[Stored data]
□ □ □

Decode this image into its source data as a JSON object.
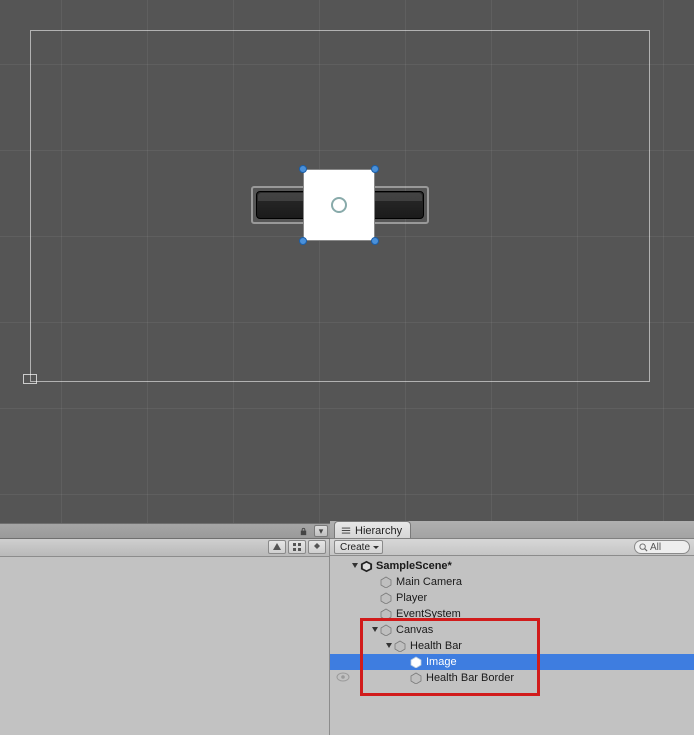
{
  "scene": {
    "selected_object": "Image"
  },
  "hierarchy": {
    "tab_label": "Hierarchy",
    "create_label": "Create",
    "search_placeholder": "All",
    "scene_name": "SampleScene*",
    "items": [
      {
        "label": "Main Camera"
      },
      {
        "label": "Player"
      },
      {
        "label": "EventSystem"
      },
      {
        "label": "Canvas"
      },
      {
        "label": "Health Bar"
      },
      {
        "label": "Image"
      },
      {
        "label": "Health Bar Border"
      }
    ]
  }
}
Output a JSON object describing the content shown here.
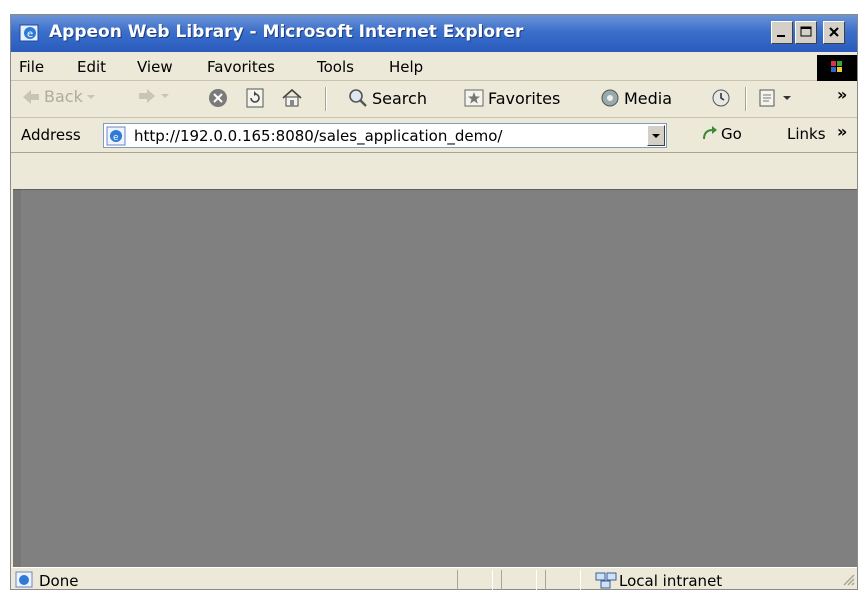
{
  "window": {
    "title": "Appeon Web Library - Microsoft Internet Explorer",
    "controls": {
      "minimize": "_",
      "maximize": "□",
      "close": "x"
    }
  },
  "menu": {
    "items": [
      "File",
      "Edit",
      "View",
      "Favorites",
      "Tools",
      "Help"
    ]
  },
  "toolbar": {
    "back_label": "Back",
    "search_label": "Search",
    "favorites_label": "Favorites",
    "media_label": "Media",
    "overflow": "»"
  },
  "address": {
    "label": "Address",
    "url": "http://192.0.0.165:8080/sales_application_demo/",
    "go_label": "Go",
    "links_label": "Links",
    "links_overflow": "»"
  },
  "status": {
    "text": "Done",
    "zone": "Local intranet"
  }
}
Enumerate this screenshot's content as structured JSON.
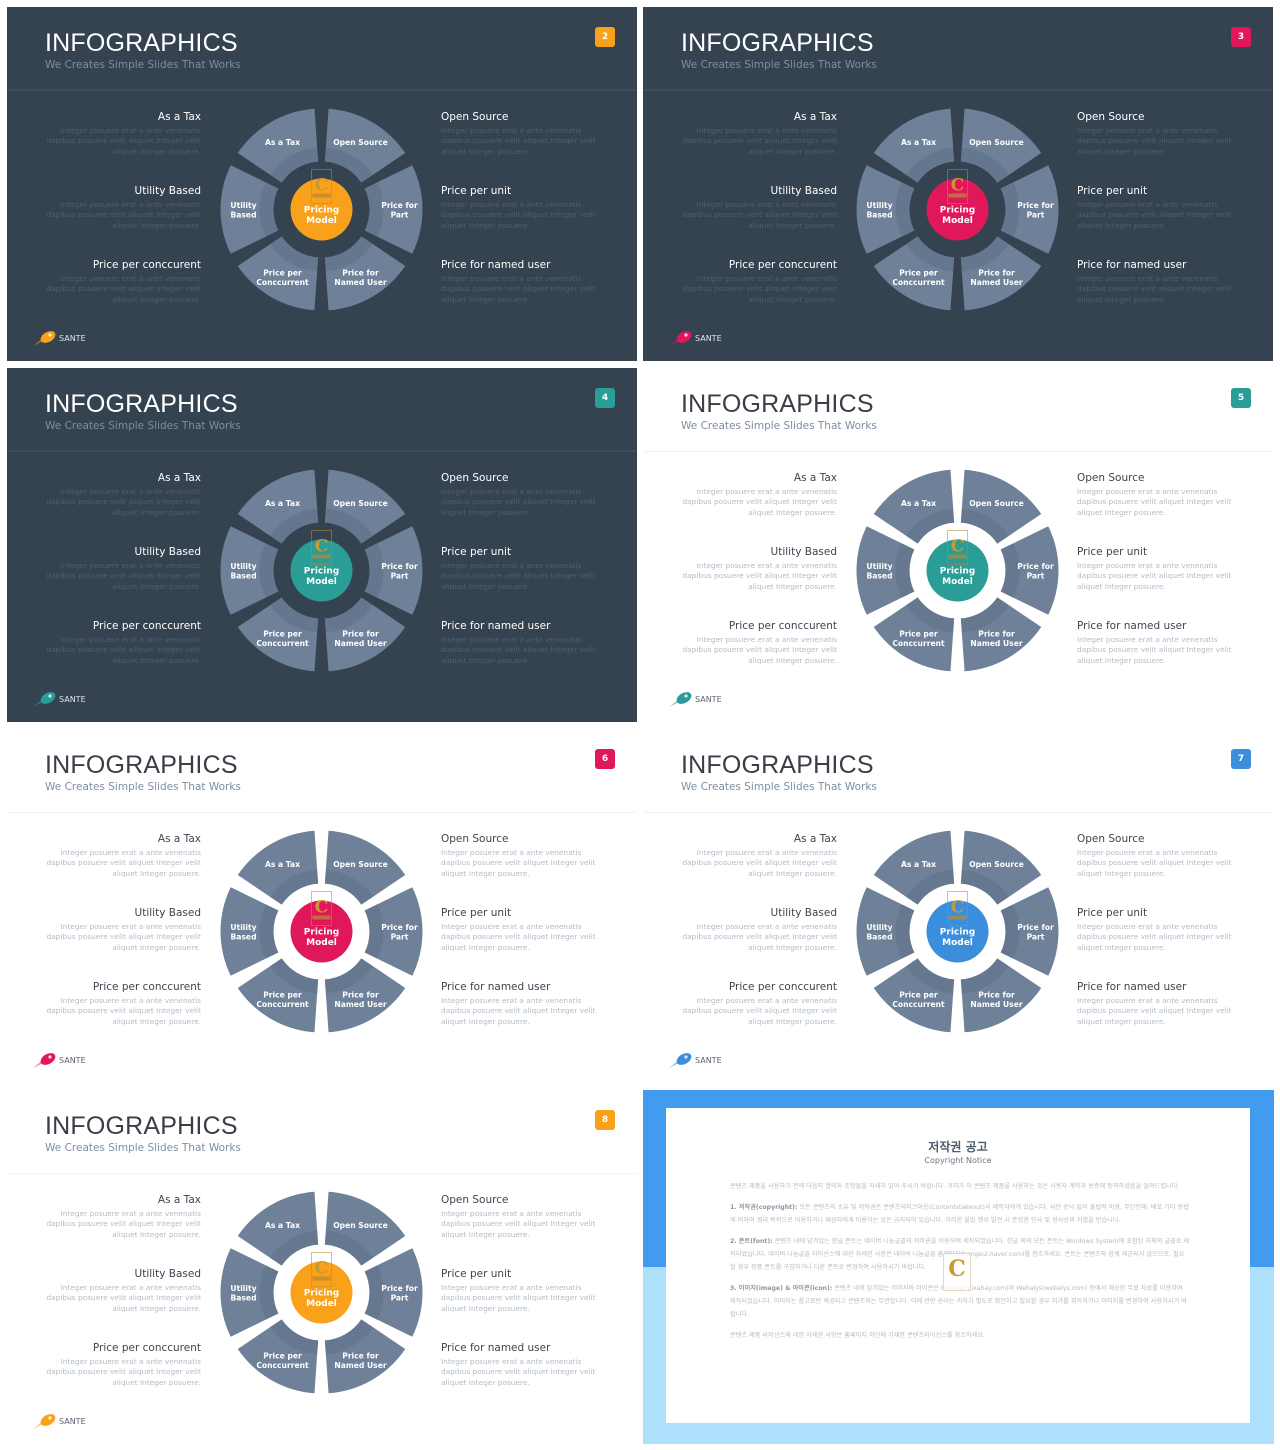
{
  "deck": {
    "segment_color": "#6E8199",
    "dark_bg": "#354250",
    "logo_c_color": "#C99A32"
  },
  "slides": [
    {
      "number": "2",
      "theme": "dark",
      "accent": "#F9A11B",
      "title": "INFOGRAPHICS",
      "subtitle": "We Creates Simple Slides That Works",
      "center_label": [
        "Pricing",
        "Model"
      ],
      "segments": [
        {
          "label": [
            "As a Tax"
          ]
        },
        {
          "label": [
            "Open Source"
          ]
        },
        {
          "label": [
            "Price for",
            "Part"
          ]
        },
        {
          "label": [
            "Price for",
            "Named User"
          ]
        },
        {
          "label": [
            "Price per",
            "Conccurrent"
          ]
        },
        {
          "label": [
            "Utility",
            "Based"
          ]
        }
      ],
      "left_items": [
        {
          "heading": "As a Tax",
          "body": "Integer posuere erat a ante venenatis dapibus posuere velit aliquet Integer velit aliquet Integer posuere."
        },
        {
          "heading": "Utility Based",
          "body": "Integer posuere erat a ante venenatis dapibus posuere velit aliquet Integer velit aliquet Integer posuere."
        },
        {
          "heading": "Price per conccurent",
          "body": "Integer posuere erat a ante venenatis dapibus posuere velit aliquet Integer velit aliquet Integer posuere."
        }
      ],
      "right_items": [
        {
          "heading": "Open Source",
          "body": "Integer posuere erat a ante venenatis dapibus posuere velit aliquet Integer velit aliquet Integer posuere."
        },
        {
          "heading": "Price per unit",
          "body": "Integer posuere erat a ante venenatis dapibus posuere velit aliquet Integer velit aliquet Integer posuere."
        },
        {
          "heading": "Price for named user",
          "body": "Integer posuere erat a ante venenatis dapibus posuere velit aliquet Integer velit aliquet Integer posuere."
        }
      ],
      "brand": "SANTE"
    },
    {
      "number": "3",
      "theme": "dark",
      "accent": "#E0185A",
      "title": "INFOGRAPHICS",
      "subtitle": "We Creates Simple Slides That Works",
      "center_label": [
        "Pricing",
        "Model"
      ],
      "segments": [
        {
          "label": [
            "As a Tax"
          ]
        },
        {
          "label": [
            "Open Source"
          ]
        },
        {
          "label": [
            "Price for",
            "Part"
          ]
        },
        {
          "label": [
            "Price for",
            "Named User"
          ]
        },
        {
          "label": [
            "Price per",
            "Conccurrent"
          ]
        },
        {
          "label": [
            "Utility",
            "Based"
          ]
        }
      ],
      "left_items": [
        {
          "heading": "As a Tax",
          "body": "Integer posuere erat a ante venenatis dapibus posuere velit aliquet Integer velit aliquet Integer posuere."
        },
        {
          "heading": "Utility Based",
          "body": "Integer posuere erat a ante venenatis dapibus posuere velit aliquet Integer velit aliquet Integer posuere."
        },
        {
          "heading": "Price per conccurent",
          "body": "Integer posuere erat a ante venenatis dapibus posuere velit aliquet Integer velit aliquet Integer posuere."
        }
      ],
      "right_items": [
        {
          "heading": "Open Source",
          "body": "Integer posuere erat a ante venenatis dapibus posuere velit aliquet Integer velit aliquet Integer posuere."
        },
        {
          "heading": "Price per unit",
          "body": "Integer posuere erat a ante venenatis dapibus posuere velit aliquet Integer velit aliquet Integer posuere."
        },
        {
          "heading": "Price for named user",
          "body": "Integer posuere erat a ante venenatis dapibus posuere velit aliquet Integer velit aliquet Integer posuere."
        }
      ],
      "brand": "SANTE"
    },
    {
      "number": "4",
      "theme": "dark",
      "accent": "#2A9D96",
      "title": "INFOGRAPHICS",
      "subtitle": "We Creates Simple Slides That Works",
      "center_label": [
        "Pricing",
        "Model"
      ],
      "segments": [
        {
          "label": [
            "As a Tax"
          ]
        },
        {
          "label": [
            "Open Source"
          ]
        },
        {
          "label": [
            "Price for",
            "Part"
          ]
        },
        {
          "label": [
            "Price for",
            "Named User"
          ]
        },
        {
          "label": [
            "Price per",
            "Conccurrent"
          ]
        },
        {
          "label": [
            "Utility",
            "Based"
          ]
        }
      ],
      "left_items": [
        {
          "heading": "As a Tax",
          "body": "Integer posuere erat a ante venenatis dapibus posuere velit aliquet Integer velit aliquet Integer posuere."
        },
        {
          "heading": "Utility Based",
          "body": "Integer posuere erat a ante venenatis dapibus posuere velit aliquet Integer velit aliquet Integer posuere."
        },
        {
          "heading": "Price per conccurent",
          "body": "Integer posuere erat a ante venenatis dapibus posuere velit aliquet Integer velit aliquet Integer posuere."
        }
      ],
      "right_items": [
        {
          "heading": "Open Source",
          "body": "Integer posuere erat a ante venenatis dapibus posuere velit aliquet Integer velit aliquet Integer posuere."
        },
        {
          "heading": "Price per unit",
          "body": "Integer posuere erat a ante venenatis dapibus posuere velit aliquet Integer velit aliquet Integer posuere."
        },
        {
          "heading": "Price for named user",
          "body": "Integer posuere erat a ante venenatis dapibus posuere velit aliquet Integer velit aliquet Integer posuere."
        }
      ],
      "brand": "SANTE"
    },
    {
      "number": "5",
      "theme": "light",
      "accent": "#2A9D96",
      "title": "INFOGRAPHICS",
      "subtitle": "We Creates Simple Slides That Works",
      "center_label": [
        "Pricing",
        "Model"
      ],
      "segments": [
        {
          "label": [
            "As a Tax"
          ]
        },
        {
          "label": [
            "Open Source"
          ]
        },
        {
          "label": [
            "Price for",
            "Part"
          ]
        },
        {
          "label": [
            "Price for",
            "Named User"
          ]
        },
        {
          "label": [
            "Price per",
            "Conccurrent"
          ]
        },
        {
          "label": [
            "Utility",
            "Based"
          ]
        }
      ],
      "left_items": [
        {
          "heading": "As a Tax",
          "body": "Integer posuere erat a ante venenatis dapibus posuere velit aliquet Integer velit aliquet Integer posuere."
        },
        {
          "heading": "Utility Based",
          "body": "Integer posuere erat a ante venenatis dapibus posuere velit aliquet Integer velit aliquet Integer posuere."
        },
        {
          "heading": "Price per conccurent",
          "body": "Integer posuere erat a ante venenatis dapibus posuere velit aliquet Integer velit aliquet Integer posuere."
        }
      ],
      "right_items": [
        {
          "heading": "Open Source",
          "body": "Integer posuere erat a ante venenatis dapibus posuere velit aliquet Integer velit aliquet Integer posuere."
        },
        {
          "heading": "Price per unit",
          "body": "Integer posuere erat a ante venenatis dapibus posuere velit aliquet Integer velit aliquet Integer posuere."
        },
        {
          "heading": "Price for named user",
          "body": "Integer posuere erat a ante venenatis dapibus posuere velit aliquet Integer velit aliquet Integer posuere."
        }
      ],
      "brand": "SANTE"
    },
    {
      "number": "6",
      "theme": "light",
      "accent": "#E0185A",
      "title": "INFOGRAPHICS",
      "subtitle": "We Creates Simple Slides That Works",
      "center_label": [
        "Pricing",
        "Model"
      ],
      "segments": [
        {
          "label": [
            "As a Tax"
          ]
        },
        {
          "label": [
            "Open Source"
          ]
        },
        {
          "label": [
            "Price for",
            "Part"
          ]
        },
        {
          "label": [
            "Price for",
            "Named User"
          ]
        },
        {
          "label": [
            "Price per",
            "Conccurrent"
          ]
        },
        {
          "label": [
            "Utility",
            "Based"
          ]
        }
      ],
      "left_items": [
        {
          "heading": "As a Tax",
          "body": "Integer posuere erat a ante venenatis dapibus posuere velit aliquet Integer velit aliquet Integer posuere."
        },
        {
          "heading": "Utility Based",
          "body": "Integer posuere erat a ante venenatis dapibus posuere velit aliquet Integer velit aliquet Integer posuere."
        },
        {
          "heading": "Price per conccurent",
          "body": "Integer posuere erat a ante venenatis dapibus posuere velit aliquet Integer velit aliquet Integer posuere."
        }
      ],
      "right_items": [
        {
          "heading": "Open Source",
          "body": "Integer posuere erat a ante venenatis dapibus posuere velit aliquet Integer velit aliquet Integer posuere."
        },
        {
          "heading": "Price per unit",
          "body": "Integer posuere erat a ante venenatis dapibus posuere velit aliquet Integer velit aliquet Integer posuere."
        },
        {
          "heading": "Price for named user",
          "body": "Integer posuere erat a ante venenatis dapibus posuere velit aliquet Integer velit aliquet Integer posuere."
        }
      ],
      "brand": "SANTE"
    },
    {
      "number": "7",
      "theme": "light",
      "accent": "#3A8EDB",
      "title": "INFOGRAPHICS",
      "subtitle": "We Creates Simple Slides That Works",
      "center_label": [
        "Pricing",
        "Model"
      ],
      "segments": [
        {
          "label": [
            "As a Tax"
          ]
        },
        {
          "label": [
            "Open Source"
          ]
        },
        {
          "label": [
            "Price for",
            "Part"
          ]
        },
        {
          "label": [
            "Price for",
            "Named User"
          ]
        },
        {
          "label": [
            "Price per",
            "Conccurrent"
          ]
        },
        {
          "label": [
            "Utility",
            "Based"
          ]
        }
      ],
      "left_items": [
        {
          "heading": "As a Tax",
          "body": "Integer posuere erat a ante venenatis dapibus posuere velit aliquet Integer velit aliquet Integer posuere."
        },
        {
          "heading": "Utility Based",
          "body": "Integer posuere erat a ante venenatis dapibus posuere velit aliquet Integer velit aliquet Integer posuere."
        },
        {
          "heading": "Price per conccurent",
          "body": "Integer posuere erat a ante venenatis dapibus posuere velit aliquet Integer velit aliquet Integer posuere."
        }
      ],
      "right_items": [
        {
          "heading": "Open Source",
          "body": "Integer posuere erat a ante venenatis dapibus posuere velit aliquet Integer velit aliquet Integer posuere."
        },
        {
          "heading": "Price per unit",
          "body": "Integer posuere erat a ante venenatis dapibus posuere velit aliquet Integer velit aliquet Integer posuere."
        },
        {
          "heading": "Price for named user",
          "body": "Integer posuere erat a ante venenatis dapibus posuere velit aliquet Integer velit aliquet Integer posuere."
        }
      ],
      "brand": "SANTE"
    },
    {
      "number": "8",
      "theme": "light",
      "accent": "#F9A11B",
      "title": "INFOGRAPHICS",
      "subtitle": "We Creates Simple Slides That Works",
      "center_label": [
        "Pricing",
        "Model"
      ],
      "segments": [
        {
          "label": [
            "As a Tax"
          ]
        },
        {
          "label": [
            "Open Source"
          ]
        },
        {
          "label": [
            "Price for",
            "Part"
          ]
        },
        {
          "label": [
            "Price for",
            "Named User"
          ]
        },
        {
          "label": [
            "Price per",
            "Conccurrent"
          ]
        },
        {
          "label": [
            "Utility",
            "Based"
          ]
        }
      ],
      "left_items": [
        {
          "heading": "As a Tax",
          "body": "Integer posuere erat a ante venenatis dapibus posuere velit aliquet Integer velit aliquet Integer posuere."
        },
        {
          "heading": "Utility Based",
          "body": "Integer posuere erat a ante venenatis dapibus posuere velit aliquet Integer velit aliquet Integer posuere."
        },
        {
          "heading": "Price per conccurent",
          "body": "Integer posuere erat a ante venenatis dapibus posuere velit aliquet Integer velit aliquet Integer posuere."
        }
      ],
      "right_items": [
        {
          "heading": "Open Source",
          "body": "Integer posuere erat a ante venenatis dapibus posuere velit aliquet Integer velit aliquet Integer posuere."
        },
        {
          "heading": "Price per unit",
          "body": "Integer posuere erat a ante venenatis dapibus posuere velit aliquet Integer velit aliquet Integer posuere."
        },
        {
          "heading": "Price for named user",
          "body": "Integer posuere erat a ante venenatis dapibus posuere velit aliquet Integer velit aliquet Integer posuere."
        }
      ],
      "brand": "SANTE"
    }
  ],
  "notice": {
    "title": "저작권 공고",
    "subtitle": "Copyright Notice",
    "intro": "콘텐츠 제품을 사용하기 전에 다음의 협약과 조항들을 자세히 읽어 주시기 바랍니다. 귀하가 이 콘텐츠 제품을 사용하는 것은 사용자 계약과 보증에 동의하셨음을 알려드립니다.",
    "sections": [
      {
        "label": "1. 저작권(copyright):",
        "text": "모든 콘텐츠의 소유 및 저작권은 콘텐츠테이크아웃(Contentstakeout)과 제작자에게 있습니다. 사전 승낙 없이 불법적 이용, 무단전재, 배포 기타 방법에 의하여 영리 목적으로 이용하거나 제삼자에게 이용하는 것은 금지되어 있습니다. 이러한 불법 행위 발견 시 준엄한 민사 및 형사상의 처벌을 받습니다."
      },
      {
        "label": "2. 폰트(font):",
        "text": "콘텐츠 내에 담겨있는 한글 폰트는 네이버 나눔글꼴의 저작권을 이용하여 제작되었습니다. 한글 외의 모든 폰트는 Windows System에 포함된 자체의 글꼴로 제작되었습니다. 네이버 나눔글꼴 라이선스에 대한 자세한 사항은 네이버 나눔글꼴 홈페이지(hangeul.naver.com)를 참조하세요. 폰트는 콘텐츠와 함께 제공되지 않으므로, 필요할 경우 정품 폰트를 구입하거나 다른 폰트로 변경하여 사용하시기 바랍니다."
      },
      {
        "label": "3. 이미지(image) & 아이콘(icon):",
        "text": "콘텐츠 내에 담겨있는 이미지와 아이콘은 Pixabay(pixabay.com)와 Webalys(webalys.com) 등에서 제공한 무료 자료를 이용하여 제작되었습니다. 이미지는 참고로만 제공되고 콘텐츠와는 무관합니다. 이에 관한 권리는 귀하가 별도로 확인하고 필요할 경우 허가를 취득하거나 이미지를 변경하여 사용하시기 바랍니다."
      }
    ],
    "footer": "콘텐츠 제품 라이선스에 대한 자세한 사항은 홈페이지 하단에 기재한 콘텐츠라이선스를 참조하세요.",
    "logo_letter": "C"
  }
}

□ □ □

## YOUR TASK:
Using the records above, pull out each line where the word "바랍니다" occurs.

## COMPLETE OUTPUT:
    "intro": "콘텐츠 제품을 사용하기 전에 다음의 협약과 조항들을 자세히 읽어 주시기 바랍니다. 귀하가 이 콘텐츠 제품을 사용하는 것은 사용자 계약과 보증에 동의하셨음을 알려드립니다.",
        "text": "콘텐츠 내에 담겨있는 한글 폰트는 네이버 나눔글꼴의 저작권을 이용하여 제작되었습니다. 한글 외의 모든 폰트는 Windows System에 포함된 자체의 글꼴로 제작되었습니다. 네이버 나눔글꼴 라이선스에 대한 자세한 사항은 네이버 나눔글꼴 홈페이지(hangeul.naver.com)를 참조하세요. 폰트는 콘텐츠와 함께 제공되지 않으므로, 필요할 경우 정품 폰트를 구입하거나 다른 폰트로 변경하여 사용하시기 바랍니다."
        "text": "콘텐츠 내에 담겨있는 이미지와 아이콘은 Pixabay(pixabay.com)와 Webalys(webalys.com) 등에서 제공한 무료 자료를 이용하여 제작되었습니다. 이미지는 참고로만 제공되고 콘텐츠와는 무관합니다. 이에 관한 권리는 귀하가 별도로 확인하고 필요할 경우 허가를 취득하거나 이미지를 변경하여 사용하시기 바랍니다."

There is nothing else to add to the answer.